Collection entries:
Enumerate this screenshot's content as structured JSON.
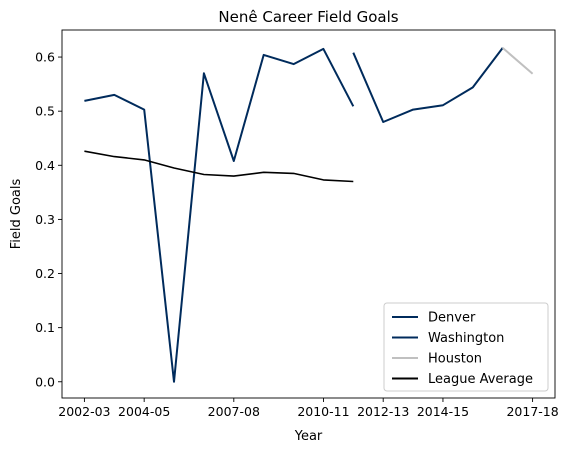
{
  "chart_data": {
    "type": "line",
    "title": "Nenê Career Field Goals",
    "xlabel": "Year",
    "ylabel": "Field Goals",
    "x_ticks": [
      "2002-03",
      "2004-05",
      "2007-08",
      "2010-11",
      "2012-13",
      "2014-15",
      "2017-18"
    ],
    "y_ticks": [
      "0.0",
      "0.1",
      "0.2",
      "0.3",
      "0.4",
      "0.5",
      "0.6"
    ],
    "ylim": [
      -0.03,
      0.65
    ],
    "legend_position": "lower-right",
    "series": [
      {
        "name": "Denver",
        "color": "#002B5C",
        "x": [
          "2002-03",
          "2003-04",
          "2004-05",
          "2005-06",
          "2006-07",
          "2007-08",
          "2008-09",
          "2009-10",
          "2010-11",
          "2011-12"
        ],
        "y": [
          0.519,
          0.53,
          0.503,
          0.0,
          0.57,
          0.408,
          0.604,
          0.587,
          0.615,
          0.509
        ]
      },
      {
        "name": "Washington",
        "color": "#002B5C",
        "x": [
          "2011-12",
          "2012-13",
          "2013-14",
          "2014-15",
          "2015-16",
          "2016-17"
        ],
        "y": [
          0.608,
          0.48,
          0.503,
          0.511,
          0.544,
          0.617
        ]
      },
      {
        "name": "Houston",
        "color": "#C0C0C0",
        "x": [
          "2016-17",
          "2017-18"
        ],
        "y": [
          0.617,
          0.569
        ]
      },
      {
        "name": "League Average",
        "color": "#000000",
        "x": [
          "2002-03",
          "2003-04",
          "2004-05",
          "2005-06",
          "2006-07",
          "2007-08",
          "2008-09",
          "2009-10",
          "2010-11",
          "2011-12"
        ],
        "y": [
          0.426,
          0.416,
          0.41,
          0.395,
          0.383,
          0.38,
          0.387,
          0.385,
          0.373,
          0.37
        ]
      }
    ]
  }
}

→ **Task description**: In the material above, show every line where the word "color" turns up.

→ **Exercise solution**:
        "color": "#002B5C",
        "color": "#002B5C",
        "color": "#C0C0C0",
        "color": "#000000",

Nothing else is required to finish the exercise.